Stored records
>>>

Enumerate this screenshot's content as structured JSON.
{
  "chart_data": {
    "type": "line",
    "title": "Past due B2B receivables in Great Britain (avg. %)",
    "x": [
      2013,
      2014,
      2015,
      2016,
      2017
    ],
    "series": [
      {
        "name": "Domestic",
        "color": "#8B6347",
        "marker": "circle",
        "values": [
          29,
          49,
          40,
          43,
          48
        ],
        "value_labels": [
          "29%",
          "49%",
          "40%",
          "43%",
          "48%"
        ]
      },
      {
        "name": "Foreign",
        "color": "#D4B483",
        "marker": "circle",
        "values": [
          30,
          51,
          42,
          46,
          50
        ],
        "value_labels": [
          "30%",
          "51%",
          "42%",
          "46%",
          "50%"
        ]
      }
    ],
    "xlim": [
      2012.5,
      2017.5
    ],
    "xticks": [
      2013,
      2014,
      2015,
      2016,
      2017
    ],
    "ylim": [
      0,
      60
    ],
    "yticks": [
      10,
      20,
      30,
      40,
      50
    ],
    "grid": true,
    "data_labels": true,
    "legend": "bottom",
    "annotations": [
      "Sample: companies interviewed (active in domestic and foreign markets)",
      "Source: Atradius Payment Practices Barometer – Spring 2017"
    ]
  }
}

<<<

• _What needs to be done_:
Could you reproduce every record above exactly as it appears?

• _Response below_:
Enumerate this screenshot's content as structured JSON.
{
  "chart_data": {
    "type": "line",
    "title": "Past due B2B receivables in Great Britain (avg. %)",
    "x": [
      2013,
      2014,
      2015,
      2016,
      2017
    ],
    "series": [
      {
        "name": "Domestic",
        "color": "#8B6347",
        "marker": "circle",
        "values": [
          29,
          49,
          40,
          43,
          48
        ],
        "value_labels": [
          "29%",
          "49%",
          "40%",
          "43%",
          "48%"
        ]
      },
      {
        "name": "Foreign",
        "color": "#D4B483",
        "marker": "circle",
        "values": [
          30,
          51,
          42,
          46,
          50
        ],
        "value_labels": [
          "30%",
          "51%",
          "42%",
          "46%",
          "50%"
        ]
      }
    ],
    "xlim": [
      2012.5,
      2017.5
    ],
    "xticks": [
      2013,
      2014,
      2015,
      2016,
      2017
    ],
    "ylim": [
      0,
      60
    ],
    "yticks": [
      10,
      20,
      30,
      40,
      50
    ],
    "grid": true,
    "data_labels": true,
    "legend": "bottom",
    "annotations": [
      "Sample: companies interviewed (active in domestic and foreign markets)",
      "Source: Atradius Payment Practices Barometer – Spring 2017"
    ]
  }
}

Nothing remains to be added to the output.